* **WHAT YOU SHOULD DO**
Print all entries precisely as they are written.

[Collected data]
=======
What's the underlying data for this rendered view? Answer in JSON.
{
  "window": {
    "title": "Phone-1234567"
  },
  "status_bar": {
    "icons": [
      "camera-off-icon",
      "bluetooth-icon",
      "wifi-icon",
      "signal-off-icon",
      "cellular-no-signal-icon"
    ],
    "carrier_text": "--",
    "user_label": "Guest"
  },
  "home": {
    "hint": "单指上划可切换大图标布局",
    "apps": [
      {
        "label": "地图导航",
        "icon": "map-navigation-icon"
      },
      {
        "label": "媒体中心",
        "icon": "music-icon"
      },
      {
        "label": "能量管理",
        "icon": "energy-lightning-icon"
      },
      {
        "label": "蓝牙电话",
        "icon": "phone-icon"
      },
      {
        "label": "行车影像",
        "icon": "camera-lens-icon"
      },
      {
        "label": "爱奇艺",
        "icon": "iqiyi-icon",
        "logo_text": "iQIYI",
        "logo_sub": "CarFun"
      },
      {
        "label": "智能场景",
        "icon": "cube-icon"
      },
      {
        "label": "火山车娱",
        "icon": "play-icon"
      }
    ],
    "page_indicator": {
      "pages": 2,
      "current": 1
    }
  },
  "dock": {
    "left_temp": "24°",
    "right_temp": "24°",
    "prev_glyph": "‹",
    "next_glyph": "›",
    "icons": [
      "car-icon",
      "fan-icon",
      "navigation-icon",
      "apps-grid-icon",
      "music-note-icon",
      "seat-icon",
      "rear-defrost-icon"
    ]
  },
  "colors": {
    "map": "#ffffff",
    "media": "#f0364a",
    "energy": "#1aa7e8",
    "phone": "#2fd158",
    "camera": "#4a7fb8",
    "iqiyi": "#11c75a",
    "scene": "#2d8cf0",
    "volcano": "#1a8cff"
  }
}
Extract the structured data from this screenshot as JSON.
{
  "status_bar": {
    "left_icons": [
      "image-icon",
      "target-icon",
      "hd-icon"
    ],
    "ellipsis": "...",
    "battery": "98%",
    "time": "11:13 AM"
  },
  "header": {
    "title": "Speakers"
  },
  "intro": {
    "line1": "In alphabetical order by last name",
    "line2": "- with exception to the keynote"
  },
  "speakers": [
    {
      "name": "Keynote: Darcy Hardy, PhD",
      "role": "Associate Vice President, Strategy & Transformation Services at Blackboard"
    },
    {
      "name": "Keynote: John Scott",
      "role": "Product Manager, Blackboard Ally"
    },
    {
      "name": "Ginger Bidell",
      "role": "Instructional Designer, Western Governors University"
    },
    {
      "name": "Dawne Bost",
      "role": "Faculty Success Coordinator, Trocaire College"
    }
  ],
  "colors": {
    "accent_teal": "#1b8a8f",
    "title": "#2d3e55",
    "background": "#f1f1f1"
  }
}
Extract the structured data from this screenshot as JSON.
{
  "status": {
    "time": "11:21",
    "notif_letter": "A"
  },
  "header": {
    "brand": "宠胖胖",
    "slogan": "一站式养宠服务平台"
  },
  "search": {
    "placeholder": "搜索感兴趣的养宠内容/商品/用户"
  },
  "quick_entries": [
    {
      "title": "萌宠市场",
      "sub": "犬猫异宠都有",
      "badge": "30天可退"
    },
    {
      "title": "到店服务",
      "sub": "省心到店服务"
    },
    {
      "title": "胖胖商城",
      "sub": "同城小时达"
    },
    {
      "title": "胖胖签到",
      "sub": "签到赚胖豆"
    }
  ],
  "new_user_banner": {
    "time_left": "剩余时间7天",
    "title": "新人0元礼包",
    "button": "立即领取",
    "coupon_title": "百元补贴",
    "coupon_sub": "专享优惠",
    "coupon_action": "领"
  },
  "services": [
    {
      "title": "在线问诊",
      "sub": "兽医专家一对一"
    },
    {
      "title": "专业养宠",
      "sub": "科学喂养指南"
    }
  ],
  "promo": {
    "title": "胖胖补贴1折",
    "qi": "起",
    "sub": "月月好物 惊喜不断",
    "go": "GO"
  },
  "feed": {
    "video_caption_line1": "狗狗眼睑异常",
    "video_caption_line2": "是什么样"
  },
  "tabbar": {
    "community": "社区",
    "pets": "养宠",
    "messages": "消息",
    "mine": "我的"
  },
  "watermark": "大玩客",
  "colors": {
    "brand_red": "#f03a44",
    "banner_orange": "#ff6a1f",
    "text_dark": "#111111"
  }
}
=======
* **OUTPUT OF THE EXERCISE**
What's the underlying data for this rendered view? Answer in JSON.
{
  "window": {
    "title": "Phone-1234567"
  },
  "status_bar": {
    "icons": [
      "camera-off-icon",
      "bluetooth-icon",
      "wifi-icon",
      "signal-off-icon",
      "cellular-no-signal-icon"
    ],
    "carrier_text": "--",
    "user_label": "Guest"
  },
  "home": {
    "hint": "单指上划可切换大图标布局",
    "apps": [
      {
        "label": "地图导航",
        "icon": "map-navigation-icon"
      },
      {
        "label": "媒体中心",
        "icon": "music-icon"
      },
      {
        "label": "能量管理",
        "icon": "energy-lightning-icon"
      },
      {
        "label": "蓝牙电话",
        "icon": "phone-icon"
      },
      {
        "label": "行车影像",
        "icon": "camera-lens-icon"
      },
      {
        "label": "爱奇艺",
        "icon": "iqiyi-icon",
        "logo_text": "iQIYI",
        "logo_sub": "CarFun"
      },
      {
        "label": "智能场景",
        "icon": "cube-icon"
      },
      {
        "label": "火山车娱",
        "icon": "play-icon"
      }
    ],
    "page_indicator": {
      "pages": 2,
      "current": 1
    }
  },
  "dock": {
    "left_temp": "24°",
    "right_temp": "24°",
    "prev_glyph": "‹",
    "next_glyph": "›",
    "icons": [
      "car-icon",
      "fan-icon",
      "navigation-icon",
      "apps-grid-icon",
      "music-note-icon",
      "seat-icon",
      "rear-defrost-icon"
    ]
  },
  "colors": {
    "map": "#ffffff",
    "media": "#f0364a",
    "energy": "#1aa7e8",
    "phone": "#2fd158",
    "camera": "#4a7fb8",
    "iqiyi": "#11c75a",
    "scene": "#2d8cf0",
    "volcano": "#1a8cff"
  }
}
Extract the structured data from this screenshot as JSON.
{
  "status_bar": {
    "left_icons": [
      "image-icon",
      "target-icon",
      "hd-icon"
    ],
    "ellipsis": "...",
    "battery": "98%",
    "time": "11:13 AM"
  },
  "header": {
    "title": "Speakers"
  },
  "intro": {
    "line1": "In alphabetical order by last name",
    "line2": "- with exception to the keynote"
  },
  "speakers": [
    {
      "name": "Keynote: Darcy Hardy, PhD",
      "role": "Associate Vice President, Strategy & Transformation Services at Blackboard"
    },
    {
      "name": "Keynote: John Scott",
      "role": "Product Manager, Blackboard Ally"
    },
    {
      "name": "Ginger Bidell",
      "role": "Instructional Designer, Western Governors University"
    },
    {
      "name": "Dawne Bost",
      "role": "Faculty Success Coordinator, Trocaire College"
    }
  ],
  "colors": {
    "accent_teal": "#1b8a8f",
    "title": "#2d3e55",
    "background": "#f1f1f1"
  }
}
Extract the structured data from this screenshot as JSON.
{
  "status": {
    "time": "11:21",
    "notif_letter": "A"
  },
  "header": {
    "brand": "宠胖胖",
    "slogan": "一站式养宠服务平台"
  },
  "search": {
    "placeholder": "搜索感兴趣的养宠内容/商品/用户"
  },
  "quick_entries": [
    {
      "title": "萌宠市场",
      "sub": "犬猫异宠都有",
      "badge": "30天可退"
    },
    {
      "title": "到店服务",
      "sub": "省心到店服务"
    },
    {
      "title": "胖胖商城",
      "sub": "同城小时达"
    },
    {
      "title": "胖胖签到",
      "sub": "签到赚胖豆"
    }
  ],
  "new_user_banner": {
    "time_left": "剩余时间7天",
    "title": "新人0元礼包",
    "button": "立即领取",
    "coupon_title": "百元补贴",
    "coupon_sub": "专享优惠",
    "coupon_action": "领"
  },
  "services": [
    {
      "title": "在线问诊",
      "sub": "兽医专家一对一"
    },
    {
      "title": "专业养宠",
      "sub": "科学喂养指南"
    }
  ],
  "promo": {
    "title": "胖胖补贴1折",
    "qi": "起",
    "sub": "月月好物 惊喜不断",
    "go": "GO"
  },
  "feed": {
    "video_caption_line1": "狗狗眼睑异常",
    "video_caption_line2": "是什么样"
  },
  "tabbar": {
    "community": "社区",
    "pets": "养宠",
    "messages": "消息",
    "mine": "我的"
  },
  "watermark": "大玩客",
  "colors": {
    "brand_red": "#f03a44",
    "banner_orange": "#ff6a1f",
    "text_dark": "#111111"
  }
}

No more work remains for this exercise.